▶ Goal
Every line that includes the word "this" is to be listed.

▶ Source records
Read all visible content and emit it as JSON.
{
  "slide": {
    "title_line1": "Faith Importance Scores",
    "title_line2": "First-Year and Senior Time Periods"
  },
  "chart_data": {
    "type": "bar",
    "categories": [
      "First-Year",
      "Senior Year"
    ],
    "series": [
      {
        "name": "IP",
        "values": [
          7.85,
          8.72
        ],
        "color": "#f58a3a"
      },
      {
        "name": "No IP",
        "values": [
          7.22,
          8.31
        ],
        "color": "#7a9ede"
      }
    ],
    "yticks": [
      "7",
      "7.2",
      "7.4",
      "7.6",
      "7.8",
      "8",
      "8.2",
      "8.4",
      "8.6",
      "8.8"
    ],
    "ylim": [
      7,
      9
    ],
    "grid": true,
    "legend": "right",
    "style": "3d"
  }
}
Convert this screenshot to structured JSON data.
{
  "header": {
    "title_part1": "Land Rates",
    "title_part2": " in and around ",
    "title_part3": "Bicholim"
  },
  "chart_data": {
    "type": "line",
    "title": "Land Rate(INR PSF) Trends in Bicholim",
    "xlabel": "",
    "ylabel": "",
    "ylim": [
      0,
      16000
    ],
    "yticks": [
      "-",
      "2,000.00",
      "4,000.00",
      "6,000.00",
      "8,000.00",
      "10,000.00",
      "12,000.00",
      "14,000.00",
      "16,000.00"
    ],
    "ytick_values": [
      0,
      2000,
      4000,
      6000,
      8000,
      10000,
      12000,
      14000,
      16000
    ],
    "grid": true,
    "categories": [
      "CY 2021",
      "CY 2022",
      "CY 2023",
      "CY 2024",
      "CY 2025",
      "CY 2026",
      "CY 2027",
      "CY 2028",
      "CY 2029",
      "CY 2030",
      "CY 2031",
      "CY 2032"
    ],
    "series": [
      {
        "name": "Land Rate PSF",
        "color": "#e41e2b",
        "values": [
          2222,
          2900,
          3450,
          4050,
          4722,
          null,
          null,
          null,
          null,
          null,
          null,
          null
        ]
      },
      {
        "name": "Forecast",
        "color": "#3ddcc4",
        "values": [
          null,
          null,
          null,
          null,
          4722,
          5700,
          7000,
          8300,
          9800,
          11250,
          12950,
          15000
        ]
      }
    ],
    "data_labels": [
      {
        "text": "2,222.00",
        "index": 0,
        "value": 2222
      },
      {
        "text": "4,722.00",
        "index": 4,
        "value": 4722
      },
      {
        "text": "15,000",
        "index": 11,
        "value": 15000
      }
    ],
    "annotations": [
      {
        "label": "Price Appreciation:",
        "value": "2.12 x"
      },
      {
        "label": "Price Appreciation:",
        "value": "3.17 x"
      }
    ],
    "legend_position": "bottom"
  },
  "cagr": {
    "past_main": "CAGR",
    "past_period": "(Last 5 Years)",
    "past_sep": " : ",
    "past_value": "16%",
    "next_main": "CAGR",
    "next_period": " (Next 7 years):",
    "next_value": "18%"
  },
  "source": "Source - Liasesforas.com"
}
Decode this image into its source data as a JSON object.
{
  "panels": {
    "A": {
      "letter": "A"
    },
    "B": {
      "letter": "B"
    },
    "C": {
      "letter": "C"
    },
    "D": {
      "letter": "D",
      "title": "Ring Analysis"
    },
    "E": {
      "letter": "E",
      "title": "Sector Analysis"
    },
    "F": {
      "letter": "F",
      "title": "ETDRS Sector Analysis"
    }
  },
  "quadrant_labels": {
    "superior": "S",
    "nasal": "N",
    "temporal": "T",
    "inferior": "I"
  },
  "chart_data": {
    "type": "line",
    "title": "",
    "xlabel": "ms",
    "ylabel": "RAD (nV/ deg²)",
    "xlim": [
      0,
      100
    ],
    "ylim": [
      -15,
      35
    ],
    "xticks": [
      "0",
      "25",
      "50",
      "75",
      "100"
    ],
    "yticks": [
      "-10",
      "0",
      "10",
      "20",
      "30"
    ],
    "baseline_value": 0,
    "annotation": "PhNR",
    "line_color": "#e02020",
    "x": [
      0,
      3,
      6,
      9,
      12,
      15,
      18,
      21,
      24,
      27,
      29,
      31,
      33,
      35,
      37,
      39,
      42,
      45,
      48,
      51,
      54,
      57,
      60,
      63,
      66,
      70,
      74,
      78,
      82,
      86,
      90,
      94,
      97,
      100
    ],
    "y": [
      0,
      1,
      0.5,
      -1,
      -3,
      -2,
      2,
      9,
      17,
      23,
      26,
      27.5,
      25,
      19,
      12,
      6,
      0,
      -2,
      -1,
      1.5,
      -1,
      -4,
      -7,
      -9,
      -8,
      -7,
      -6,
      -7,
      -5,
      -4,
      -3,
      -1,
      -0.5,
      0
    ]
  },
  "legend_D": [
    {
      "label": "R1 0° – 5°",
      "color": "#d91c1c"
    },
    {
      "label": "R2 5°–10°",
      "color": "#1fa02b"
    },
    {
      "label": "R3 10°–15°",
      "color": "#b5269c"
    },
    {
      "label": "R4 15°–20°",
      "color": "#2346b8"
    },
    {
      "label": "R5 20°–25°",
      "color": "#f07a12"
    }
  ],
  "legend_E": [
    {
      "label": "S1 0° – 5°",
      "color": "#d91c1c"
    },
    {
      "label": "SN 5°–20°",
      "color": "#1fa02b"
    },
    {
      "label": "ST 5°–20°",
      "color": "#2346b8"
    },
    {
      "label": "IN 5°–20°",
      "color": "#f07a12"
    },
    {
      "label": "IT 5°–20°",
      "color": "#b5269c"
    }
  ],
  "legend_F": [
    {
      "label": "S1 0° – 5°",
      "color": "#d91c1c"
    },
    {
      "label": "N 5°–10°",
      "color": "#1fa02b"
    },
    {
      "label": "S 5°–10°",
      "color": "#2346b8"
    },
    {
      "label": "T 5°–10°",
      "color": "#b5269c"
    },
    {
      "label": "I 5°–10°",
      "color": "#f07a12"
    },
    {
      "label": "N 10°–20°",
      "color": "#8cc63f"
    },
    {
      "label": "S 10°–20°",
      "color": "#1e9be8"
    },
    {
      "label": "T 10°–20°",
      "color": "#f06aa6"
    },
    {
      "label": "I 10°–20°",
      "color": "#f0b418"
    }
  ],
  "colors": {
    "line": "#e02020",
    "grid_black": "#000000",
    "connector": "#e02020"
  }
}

▶ Solution to the exercise
Convert this screenshot to structured JSON data.
Decode this image into its source data as a JSON object.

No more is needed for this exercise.